Input:
== == ==
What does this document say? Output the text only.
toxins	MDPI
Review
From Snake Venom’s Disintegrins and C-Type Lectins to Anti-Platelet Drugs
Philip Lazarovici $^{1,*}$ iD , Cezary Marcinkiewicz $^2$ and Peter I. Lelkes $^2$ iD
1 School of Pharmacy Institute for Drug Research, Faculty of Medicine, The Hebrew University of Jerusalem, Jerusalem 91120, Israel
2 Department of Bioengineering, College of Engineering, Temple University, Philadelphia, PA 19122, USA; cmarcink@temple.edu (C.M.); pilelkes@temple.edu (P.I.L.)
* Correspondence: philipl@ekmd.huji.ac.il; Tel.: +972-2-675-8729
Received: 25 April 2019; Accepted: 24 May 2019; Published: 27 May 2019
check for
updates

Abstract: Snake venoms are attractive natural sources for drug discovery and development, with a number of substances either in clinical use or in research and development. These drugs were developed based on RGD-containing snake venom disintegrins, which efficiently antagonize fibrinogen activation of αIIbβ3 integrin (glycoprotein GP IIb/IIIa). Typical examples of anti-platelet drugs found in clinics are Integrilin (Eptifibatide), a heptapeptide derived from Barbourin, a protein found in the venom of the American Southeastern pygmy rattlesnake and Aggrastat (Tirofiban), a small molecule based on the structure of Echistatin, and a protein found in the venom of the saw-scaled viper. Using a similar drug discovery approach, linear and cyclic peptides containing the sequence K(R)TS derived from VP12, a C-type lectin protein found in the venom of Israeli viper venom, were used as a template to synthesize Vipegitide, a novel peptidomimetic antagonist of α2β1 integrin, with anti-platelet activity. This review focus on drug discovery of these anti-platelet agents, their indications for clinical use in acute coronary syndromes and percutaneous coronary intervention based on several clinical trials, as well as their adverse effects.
== == ==
Problem:
Reproduce all the records. Keep them exact, please.

Response for this exercise:
What does this document say? Output the text only.
toxins	MDPI
Review
From Snake Venom’s Disintegrins and C-Type Lectins to Anti-Platelet Drugs
Philip Lazarovici $^{1,*}$ iD , Cezary Marcinkiewicz $^2$ and Peter I. Lelkes $^2$ iD
1 School of Pharmacy Institute for Drug Research, Faculty of Medicine, The Hebrew University of Jerusalem, Jerusalem 91120, Israel
2 Department of Bioengineering, College of Engineering, Temple University, Philadelphia, PA 19122, USA; cmarcink@temple.edu (C.M.); pilelkes@temple.edu (P.I.L.)
* Correspondence: philipl@ekmd.huji.ac.il; Tel.: +972-2-675-8729
Received: 25 April 2019; Accepted: 24 May 2019; Published: 27 May 2019
check for
updates

Abstract: Snake venoms are attractive natural sources for drug discovery and development, with a number of substances either in clinical use or in research and development. These drugs were developed based on RGD-containing snake venom disintegrins, which efficiently antagonize fibrinogen activation of αIIbβ3 integrin (glycoprotein GP IIb/IIIa). Typical examples of anti-platelet drugs found in clinics are Integrilin (Eptifibatide), a heptapeptide derived from Barbourin, a protein found in the venom of the American Southeastern pygmy rattlesnake and Aggrastat (Tirofiban), a small molecule based on the structure of Echistatin, and a protein found in the venom of the saw-scaled viper. Using a similar drug discovery approach, linear and cyclic peptides containing the sequence K(R)TS derived from VP12, a C-type lectin protein found in the venom of Israeli viper venom, were used as a template to synthesize Vipegitide, a novel peptidomimetic antagonist of α2β1 integrin, with anti-platelet activity. This review focus on drug discovery of these anti-platelet agents, their indications for clinical use in acute coronary syndromes and percutaneous coronary intervention based on several clinical trials, as well as their adverse effects.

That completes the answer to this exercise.